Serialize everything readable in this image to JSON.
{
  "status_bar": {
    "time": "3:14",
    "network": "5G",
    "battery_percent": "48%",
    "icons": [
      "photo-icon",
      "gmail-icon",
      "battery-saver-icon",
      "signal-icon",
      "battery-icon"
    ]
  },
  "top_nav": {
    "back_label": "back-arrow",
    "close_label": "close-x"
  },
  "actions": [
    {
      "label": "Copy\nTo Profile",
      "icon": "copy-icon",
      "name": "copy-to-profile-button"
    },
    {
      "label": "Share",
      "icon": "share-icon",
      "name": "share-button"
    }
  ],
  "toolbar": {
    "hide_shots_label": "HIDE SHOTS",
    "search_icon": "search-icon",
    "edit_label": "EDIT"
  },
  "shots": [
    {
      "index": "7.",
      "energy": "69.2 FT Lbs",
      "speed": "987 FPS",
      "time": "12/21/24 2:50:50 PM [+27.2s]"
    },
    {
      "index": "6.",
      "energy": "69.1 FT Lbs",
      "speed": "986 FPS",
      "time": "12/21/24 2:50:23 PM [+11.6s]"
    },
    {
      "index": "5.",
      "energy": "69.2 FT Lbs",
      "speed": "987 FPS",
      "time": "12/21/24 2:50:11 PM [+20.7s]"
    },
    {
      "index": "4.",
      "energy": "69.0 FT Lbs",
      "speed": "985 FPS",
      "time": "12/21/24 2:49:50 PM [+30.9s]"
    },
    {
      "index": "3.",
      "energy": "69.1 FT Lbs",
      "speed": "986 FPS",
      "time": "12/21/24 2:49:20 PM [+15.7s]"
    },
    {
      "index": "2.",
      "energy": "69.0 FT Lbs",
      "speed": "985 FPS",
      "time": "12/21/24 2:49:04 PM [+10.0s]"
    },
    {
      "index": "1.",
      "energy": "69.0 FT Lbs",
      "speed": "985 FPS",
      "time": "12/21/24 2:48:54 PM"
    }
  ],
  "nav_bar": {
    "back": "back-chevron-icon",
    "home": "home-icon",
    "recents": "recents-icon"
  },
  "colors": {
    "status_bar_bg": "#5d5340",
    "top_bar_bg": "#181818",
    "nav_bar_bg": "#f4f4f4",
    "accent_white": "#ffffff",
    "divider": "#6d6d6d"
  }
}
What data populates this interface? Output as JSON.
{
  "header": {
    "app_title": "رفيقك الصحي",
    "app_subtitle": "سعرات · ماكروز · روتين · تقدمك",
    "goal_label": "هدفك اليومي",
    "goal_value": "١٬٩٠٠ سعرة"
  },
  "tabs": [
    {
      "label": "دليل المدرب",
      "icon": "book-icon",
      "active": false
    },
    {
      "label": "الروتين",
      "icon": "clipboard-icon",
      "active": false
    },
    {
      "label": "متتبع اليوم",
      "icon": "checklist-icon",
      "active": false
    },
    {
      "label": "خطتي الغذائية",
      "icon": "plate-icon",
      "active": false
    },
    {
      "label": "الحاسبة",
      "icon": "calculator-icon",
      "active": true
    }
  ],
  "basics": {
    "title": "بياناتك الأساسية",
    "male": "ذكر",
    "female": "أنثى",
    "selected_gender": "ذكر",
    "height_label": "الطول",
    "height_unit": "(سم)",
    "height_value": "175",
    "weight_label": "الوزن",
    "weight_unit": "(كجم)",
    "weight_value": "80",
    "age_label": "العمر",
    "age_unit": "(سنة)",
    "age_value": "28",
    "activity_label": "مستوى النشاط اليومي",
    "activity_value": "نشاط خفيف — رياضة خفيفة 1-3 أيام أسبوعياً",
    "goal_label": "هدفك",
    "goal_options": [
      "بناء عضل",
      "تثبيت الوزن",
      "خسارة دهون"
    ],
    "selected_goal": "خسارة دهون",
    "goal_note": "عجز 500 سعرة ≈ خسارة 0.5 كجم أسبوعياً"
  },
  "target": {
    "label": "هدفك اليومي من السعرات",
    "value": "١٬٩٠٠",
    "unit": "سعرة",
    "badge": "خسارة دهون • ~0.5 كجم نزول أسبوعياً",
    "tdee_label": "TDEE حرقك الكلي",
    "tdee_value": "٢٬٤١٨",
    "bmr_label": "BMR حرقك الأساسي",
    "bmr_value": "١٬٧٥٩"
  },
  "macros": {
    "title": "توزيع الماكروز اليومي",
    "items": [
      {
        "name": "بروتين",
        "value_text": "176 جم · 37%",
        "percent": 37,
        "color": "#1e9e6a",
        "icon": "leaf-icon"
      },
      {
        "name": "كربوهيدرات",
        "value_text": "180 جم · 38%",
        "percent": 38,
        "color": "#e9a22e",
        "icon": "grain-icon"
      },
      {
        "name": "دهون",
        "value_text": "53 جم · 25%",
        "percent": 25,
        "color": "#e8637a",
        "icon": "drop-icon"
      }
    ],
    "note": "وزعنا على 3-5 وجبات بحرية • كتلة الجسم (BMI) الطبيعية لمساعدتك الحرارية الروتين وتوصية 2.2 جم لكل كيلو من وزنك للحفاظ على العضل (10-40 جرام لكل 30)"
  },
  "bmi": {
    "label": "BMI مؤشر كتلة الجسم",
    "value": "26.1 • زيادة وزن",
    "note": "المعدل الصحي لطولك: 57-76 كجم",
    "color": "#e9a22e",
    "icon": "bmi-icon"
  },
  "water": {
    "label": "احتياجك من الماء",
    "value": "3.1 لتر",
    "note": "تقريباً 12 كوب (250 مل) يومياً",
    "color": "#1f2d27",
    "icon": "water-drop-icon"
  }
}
------------------------------------
_Description of the task_: Find the word "خسارة" in the entries above and gather every line that holds it.

_Answer to the exercise_:
      "خسارة دهون"
    "selected_goal": "خسارة دهون",
    "goal_note": "عجز 500 سعرة ≈ خسارة 0.5 كجم أسبوعياً"
    "badge": "خسارة دهون • ~0.5 كجم نزول أسبوعياً",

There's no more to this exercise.